Reproduce the records below in full and exactly, without their images.

————————

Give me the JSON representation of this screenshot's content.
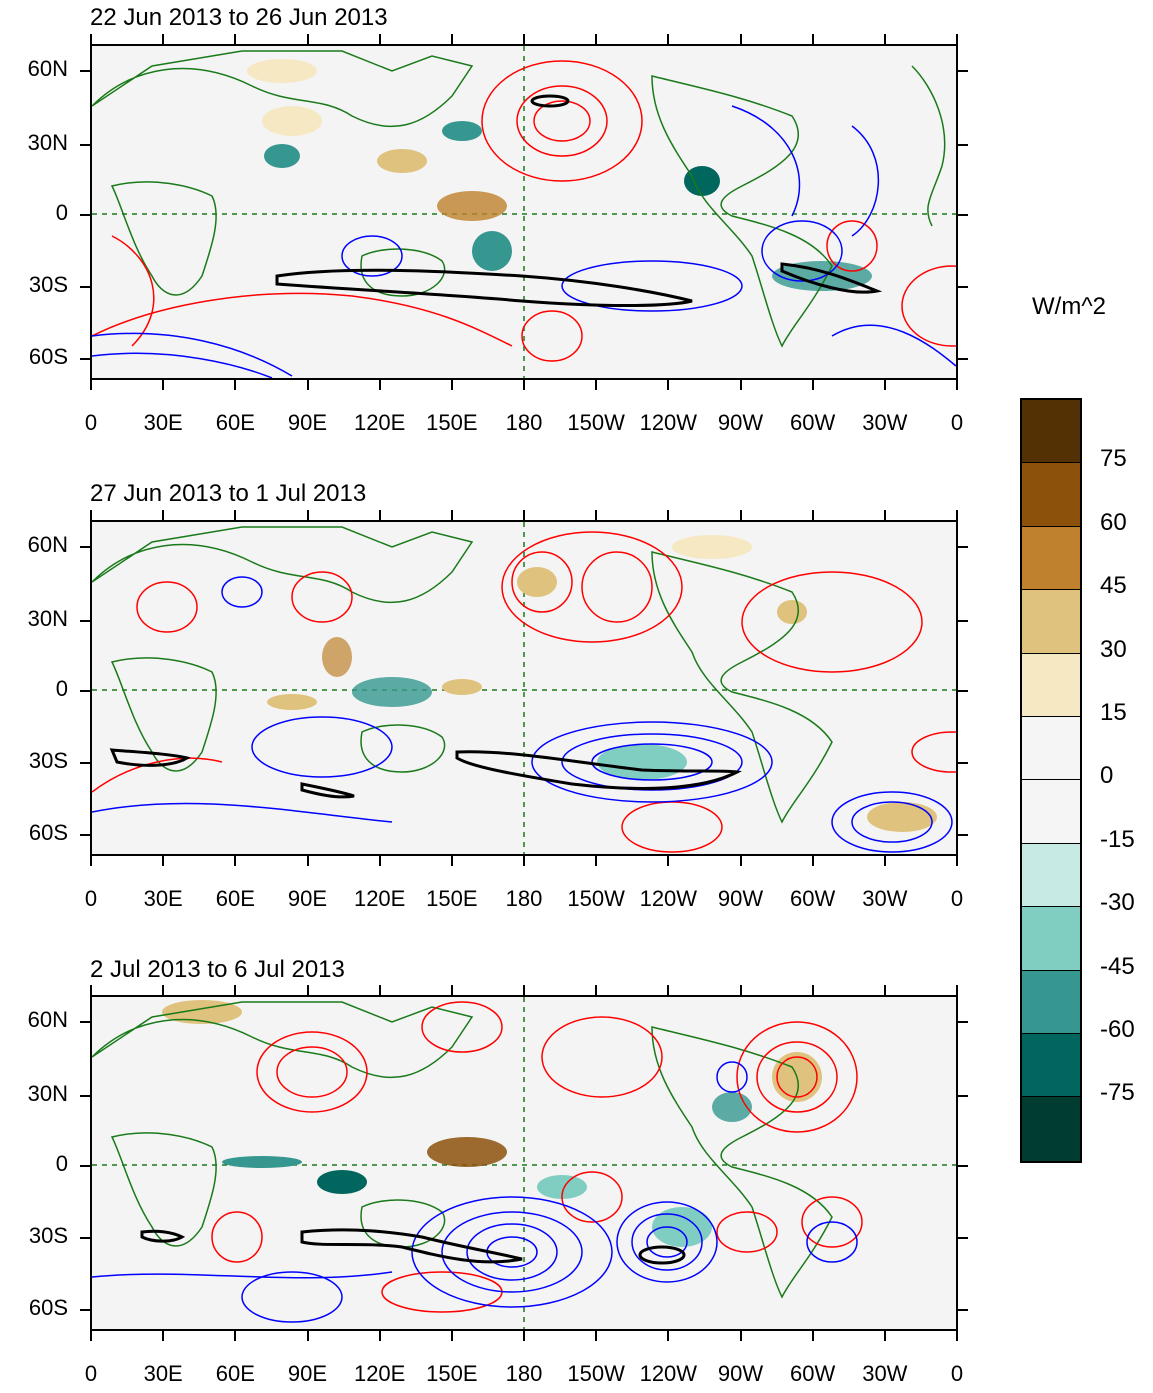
{
  "panels": [
    {
      "title": "22 Jun 2013 to 26 Jun 2013"
    },
    {
      "title": "27 Jun 2013 to 1 Jul 2013"
    },
    {
      "title": "2 Jul 2013 to 6 Jul 2013"
    }
  ],
  "lat_labels": [
    "60N",
    "30N",
    "0",
    "30S",
    "60S"
  ],
  "lon_labels": [
    "0",
    "30E",
    "60E",
    "90E",
    "120E",
    "150E",
    "180",
    "150W",
    "120W",
    "90W",
    "60W",
    "30W",
    "0"
  ],
  "colorbar": {
    "units": "W/m^2",
    "labels": [
      "75",
      "60",
      "45",
      "30",
      "15",
      "0",
      "-15",
      "-30",
      "-45",
      "-60",
      "-75"
    ],
    "colors": [
      "#543005",
      "#8c510a",
      "#bf812d",
      "#dfc27d",
      "#f6e8c3",
      "#f5f5f5",
      "#f5f5f5",
      "#c7eae5",
      "#80cdc1",
      "#35978f",
      "#01665e",
      "#003c30"
    ]
  },
  "contour_colors": {
    "positive": "#ff0000",
    "negative": "#0000ff",
    "significance": "#000000",
    "coast": "#1a7a1a"
  }
}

————————

Exercise answer –
Give me the JSON representation of this screenshot's content.
{
  "panels": [
    {
      "title": "22 Jun 2013 to 26 Jun 2013"
    },
    {
      "title": "27 Jun 2013 to 1 Jul 2013"
    },
    {
      "title": "2 Jul 2013 to 6 Jul 2013"
    }
  ],
  "lat_labels": [
    "60N",
    "30N",
    "0",
    "30S",
    "60S"
  ],
  "lon_labels": [
    "0",
    "30E",
    "60E",
    "90E",
    "120E",
    "150E",
    "180",
    "150W",
    "120W",
    "90W",
    "60W",
    "30W",
    "0"
  ],
  "colorbar": {
    "units": "W/m^2",
    "labels": [
      "75",
      "60",
      "45",
      "30",
      "15",
      "0",
      "-15",
      "-30",
      "-45",
      "-60",
      "-75"
    ],
    "colors": [
      "#543005",
      "#8c510a",
      "#bf812d",
      "#dfc27d",
      "#f6e8c3",
      "#f5f5f5",
      "#f5f5f5",
      "#c7eae5",
      "#80cdc1",
      "#35978f",
      "#01665e",
      "#003c30"
    ]
  },
  "contour_colors": {
    "positive": "#ff0000",
    "negative": "#0000ff",
    "significance": "#000000",
    "coast": "#1a7a1a"
  }
}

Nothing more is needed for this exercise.